>>>>>
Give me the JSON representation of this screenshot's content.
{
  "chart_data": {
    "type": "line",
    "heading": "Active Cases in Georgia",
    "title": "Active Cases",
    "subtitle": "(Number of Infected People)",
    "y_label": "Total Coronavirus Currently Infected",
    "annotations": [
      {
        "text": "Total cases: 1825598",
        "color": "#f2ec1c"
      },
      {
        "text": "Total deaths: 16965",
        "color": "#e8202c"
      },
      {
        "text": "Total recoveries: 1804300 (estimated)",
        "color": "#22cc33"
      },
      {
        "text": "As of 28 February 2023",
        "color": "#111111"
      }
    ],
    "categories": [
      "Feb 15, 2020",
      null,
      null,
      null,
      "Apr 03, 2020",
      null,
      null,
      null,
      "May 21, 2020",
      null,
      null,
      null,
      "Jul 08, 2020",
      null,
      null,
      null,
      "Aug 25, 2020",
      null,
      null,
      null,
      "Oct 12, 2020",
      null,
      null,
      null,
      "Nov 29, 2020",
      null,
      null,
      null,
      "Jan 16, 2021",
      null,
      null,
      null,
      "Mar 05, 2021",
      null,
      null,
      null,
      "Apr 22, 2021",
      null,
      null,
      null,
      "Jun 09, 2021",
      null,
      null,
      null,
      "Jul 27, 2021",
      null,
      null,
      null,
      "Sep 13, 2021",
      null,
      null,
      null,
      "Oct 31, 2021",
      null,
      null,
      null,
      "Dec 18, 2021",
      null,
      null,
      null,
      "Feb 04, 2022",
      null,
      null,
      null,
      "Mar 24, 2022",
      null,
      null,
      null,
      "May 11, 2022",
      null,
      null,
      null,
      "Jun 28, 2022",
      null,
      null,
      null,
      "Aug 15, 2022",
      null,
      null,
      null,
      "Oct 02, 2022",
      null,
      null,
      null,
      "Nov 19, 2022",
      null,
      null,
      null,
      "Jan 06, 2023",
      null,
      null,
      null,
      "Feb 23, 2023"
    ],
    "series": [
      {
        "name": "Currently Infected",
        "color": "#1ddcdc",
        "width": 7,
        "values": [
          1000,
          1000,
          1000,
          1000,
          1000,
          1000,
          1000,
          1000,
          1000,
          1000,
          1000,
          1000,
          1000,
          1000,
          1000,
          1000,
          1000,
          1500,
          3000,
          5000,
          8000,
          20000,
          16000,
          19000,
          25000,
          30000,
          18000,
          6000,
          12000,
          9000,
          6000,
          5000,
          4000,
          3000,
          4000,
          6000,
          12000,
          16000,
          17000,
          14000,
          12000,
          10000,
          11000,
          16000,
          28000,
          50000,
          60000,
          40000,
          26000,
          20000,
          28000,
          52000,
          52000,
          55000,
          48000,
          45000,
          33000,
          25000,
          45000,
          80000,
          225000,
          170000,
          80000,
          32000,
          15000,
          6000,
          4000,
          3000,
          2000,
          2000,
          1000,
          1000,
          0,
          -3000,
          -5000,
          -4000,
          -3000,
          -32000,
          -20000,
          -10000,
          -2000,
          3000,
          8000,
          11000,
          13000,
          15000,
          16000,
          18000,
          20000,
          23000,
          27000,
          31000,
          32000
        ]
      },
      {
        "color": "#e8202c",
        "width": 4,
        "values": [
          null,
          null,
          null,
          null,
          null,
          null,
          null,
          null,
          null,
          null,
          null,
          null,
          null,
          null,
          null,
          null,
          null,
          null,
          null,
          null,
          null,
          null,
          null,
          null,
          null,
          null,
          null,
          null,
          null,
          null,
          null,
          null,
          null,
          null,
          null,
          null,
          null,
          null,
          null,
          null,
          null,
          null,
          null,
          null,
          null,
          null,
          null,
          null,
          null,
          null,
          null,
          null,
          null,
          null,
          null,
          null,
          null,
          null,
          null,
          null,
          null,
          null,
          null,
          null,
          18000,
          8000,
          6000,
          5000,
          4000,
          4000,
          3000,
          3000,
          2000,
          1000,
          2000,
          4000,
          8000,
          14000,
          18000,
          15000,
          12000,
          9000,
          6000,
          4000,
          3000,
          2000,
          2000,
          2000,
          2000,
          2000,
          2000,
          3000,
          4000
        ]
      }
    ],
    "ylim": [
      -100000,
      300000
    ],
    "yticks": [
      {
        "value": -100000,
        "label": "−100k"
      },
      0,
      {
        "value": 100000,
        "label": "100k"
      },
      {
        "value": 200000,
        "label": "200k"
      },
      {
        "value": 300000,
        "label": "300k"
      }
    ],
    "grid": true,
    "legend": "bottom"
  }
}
<<<<<
■ **Work task**:
Copy every line of the data that carries the word "Currently".

■ **Output below**:
    "y_label": "Total Coronavirus Currently Infected",
        "name": "Currently Infected",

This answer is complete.